>> start Recorded information
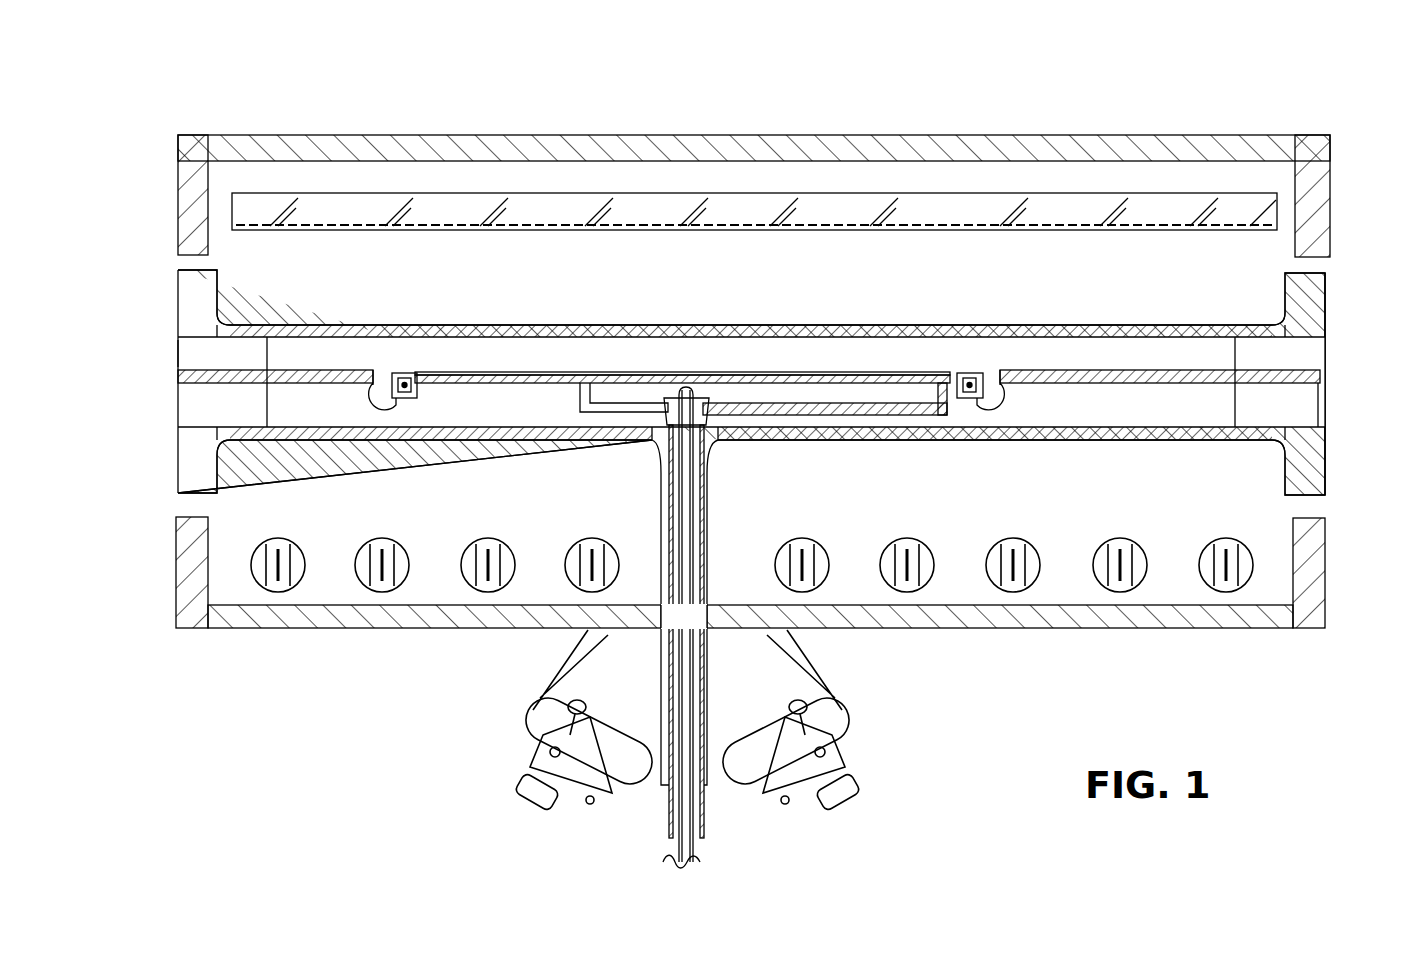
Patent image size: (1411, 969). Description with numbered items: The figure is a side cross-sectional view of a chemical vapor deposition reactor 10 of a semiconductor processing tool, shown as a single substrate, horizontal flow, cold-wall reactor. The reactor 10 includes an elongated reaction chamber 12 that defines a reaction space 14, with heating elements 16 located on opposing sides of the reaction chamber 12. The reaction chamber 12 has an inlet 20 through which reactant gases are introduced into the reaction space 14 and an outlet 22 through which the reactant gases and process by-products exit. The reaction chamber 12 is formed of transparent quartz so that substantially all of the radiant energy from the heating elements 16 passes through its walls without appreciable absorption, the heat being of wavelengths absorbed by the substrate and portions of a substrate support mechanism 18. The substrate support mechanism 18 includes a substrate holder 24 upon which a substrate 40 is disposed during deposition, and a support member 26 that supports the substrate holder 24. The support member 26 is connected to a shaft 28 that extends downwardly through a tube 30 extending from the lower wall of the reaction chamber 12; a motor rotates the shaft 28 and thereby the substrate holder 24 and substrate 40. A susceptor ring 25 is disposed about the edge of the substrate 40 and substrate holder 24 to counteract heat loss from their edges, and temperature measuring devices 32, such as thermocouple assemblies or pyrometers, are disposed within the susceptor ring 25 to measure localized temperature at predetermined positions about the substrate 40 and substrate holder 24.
>> end Recorded information
>> start Recorded information
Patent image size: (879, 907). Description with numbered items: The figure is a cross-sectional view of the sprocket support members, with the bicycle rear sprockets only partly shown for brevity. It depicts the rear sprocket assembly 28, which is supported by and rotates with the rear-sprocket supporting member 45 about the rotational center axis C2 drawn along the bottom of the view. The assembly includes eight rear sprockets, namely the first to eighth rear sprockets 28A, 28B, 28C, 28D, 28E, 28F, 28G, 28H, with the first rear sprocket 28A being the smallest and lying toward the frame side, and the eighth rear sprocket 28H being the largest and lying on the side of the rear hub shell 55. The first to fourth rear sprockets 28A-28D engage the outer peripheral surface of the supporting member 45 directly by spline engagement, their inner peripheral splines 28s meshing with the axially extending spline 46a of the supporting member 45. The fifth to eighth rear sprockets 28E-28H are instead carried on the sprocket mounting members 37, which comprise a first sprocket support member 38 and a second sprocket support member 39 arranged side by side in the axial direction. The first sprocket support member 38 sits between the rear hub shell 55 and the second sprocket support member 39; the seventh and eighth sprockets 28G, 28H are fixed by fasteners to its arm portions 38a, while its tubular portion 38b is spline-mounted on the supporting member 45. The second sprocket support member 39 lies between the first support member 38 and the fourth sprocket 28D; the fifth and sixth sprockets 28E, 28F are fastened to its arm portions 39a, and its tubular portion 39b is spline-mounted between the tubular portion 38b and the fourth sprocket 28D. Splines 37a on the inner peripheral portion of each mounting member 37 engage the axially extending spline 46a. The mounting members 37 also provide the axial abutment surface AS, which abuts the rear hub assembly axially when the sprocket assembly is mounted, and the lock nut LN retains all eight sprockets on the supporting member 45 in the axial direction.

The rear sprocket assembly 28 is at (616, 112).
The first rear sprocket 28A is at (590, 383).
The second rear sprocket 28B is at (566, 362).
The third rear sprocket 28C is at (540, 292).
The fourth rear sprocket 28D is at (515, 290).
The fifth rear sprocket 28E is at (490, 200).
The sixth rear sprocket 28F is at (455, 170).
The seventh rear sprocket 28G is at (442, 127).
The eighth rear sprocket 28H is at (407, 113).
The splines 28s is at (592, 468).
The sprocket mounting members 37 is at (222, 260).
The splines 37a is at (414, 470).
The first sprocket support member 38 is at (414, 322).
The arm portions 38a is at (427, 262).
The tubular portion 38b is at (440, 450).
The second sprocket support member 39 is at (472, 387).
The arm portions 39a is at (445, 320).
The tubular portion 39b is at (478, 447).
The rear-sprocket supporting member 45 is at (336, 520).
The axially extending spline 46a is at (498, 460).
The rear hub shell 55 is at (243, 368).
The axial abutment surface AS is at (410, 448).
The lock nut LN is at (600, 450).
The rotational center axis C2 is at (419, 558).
>> end Recorded information
** Directions for this task **
Return the entries starting at the line containing "Patent image size: (879, 907)." and ending at the line containing "The second rear", both included, reproduced verbatim.

** Finished answer **
Patent image size: (879, 907). Description with numbered items: The figure is a cross-sectional view of the sprocket support members, with the bicycle rear sprockets only partly shown for brevity. It depicts the rear sprocket assembly 28, which is supported by and rotates with the rear-sprocket supporting member 45 about the rotational center axis C2 drawn along the bottom of the view. The assembly includes eight rear sprockets, namely the first to eighth rear sprockets 28A, 28B, 28C, 28D, 28E, 28F, 28G, 28H, with the first rear sprocket 28A being the smallest and lying toward the frame side, and the eighth rear sprocket 28H being the largest and lying on the side of the rear hub shell 55. The first to fourth rear sprockets 28A-28D engage the outer peripheral surface of the supporting member 45 directly by spline engagement, their inner peripheral splines 28s meshing with the axially extending spline 46a of the supporting member 45. The fifth to eighth rear sprockets 28E-28H are instead carried on the sprocket mounting members 37, which comprise a first sprocket support member 38 and a second sprocket support member 39 arranged side by side in the axial direction. The first sprocket support member 38 sits between the rear hub shell 55 and the second sprocket support member 39; the seventh and eighth sprockets 28G, 28H are fixed by fasteners to its arm portions 38a, while its tubular portion 38b is spline-mounted on the supporting member 45. The second sprocket support member 39 lies between the first support member 38 and the fourth sprocket 28D; the fifth and sixth sprockets 28E, 28F are fastened to its arm portions 39a, and its tubular portion 39b is spline-mounted between the tubular portion 38b and the fourth sprocket 28D. Splines 37a on the inner peripheral portion of each mounting member 37 engage the axially extending spline 46a. The mounting members 37 also provide the axial abutment surface AS, which abuts the rear hub assembly axially when the sprocket assembly is mounted, and the lock nut LN retains all eight sprockets on the supporting member 45 in the axial direction.

The rear sprocket assembly 28 is at (616, 112).
The first rear sprocket 28A is at (590, 383).
The second rear sprocket 28B is at (566, 362).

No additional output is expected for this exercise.